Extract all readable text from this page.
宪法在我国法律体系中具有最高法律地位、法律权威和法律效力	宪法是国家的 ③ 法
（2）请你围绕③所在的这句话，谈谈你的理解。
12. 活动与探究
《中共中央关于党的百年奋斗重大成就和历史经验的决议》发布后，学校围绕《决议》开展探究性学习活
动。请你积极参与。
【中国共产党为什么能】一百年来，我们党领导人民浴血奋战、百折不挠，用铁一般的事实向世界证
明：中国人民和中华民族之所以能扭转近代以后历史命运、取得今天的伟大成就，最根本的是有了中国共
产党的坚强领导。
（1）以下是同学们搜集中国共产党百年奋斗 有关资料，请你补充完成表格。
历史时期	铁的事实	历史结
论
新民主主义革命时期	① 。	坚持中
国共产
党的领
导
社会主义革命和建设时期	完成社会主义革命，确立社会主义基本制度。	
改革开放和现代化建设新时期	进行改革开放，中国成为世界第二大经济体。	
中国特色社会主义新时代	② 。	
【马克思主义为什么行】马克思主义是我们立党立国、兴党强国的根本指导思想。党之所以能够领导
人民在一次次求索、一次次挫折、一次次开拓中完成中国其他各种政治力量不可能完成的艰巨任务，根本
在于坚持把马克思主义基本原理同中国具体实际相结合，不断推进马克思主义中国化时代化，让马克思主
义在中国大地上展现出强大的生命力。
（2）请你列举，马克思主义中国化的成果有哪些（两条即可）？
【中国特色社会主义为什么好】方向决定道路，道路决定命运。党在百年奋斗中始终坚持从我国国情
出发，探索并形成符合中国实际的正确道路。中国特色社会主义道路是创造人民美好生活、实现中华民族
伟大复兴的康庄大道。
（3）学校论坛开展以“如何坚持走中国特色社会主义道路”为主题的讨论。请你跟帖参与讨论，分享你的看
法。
· · ·
### TASK PROMPT
Write the listing out again, exactly as it reads.

### FULL RESPONSE
Extract all readable text from this page.
宪法在我国法律体系中具有最高法律地位、法律权威和法律效力	宪法是国家的 ③ 法
（2）请你围绕③所在的这句话，谈谈你的理解。
12. 活动与探究
《中共中央关于党的百年奋斗重大成就和历史经验的决议》发布后，学校围绕《决议》开展探究性学习活
动。请你积极参与。
【中国共产党为什么能】一百年来，我们党领导人民浴血奋战、百折不挠，用铁一般的事实向世界证
明：中国人民和中华民族之所以能扭转近代以后历史命运、取得今天的伟大成就，最根本的是有了中国共
产党的坚强领导。
（1）以下是同学们搜集中国共产党百年奋斗 有关资料，请你补充完成表格。
历史时期	铁的事实	历史结
论
新民主主义革命时期	① 。	坚持中
国共产
党的领
导
社会主义革命和建设时期	完成社会主义革命，确立社会主义基本制度。	
改革开放和现代化建设新时期	进行改革开放，中国成为世界第二大经济体。	
中国特色社会主义新时代	② 。	
【马克思主义为什么行】马克思主义是我们立党立国、兴党强国的根本指导思想。党之所以能够领导
人民在一次次求索、一次次挫折、一次次开拓中完成中国其他各种政治力量不可能完成的艰巨任务，根本
在于坚持把马克思主义基本原理同中国具体实际相结合，不断推进马克思主义中国化时代化，让马克思主
义在中国大地上展现出强大的生命力。
（2）请你列举，马克思主义中国化的成果有哪些（两条即可）？
【中国特色社会主义为什么好】方向决定道路，道路决定命运。党在百年奋斗中始终坚持从我国国情
出发，探索并形成符合中国实际的正确道路。中国特色社会主义道路是创造人民美好生活、实现中华民族
伟大复兴的康庄大道。
（3）学校论坛开展以“如何坚持走中国特色社会主义道路”为主题的讨论。请你跟帖参与讨论，分享你的看
法。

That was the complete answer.